- **WHAT NEEDS TO BE DONE**: Restate the whole listing exactly.

- **INFORMATION SUPPLIED**:
-----
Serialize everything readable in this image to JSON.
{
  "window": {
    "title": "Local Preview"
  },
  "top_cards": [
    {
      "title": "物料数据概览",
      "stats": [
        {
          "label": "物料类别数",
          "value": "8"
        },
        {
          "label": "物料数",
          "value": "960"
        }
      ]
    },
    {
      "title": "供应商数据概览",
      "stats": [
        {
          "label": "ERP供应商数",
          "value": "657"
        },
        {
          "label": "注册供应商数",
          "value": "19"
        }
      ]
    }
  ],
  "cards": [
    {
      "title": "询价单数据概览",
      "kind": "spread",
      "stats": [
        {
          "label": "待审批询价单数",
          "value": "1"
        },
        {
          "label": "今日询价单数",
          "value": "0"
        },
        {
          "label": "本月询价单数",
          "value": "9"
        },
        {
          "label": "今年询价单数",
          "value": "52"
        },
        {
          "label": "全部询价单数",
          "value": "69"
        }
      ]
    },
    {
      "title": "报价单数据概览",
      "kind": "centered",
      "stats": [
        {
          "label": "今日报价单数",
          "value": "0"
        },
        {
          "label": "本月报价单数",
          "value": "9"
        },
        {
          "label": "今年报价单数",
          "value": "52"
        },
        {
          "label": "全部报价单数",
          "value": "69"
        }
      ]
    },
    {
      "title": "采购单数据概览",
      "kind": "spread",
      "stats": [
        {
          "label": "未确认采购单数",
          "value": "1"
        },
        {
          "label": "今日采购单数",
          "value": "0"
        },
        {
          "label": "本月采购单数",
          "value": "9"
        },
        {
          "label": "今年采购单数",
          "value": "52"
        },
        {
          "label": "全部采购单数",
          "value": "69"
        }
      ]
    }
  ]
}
-----
- **CORRECT RESPONSE**:
Serialize everything readable in this image to JSON.
{
  "window": {
    "title": "Local Preview"
  },
  "top_cards": [
    {
      "title": "物料数据概览",
      "stats": [
        {
          "label": "物料类别数",
          "value": "8"
        },
        {
          "label": "物料数",
          "value": "960"
        }
      ]
    },
    {
      "title": "供应商数据概览",
      "stats": [
        {
          "label": "ERP供应商数",
          "value": "657"
        },
        {
          "label": "注册供应商数",
          "value": "19"
        }
      ]
    }
  ],
  "cards": [
    {
      "title": "询价单数据概览",
      "kind": "spread",
      "stats": [
        {
          "label": "待审批询价单数",
          "value": "1"
        },
        {
          "label": "今日询价单数",
          "value": "0"
        },
        {
          "label": "本月询价单数",
          "value": "9"
        },
        {
          "label": "今年询价单数",
          "value": "52"
        },
        {
          "label": "全部询价单数",
          "value": "69"
        }
      ]
    },
    {
      "title": "报价单数据概览",
      "kind": "centered",
      "stats": [
        {
          "label": "今日报价单数",
          "value": "0"
        },
        {
          "label": "本月报价单数",
          "value": "9"
        },
        {
          "label": "今年报价单数",
          "value": "52"
        },
        {
          "label": "全部报价单数",
          "value": "69"
        }
      ]
    },
    {
      "title": "采购单数据概览",
      "kind": "spread",
      "stats": [
        {
          "label": "未确认采购单数",
          "value": "1"
        },
        {
          "label": "今日采购单数",
          "value": "0"
        },
        {
          "label": "本月采购单数",
          "value": "9"
        },
        {
          "label": "今年采购单数",
          "value": "52"
        },
        {
          "label": "全部采购单数",
          "value": "69"
        }
      ]
    }
  ]
}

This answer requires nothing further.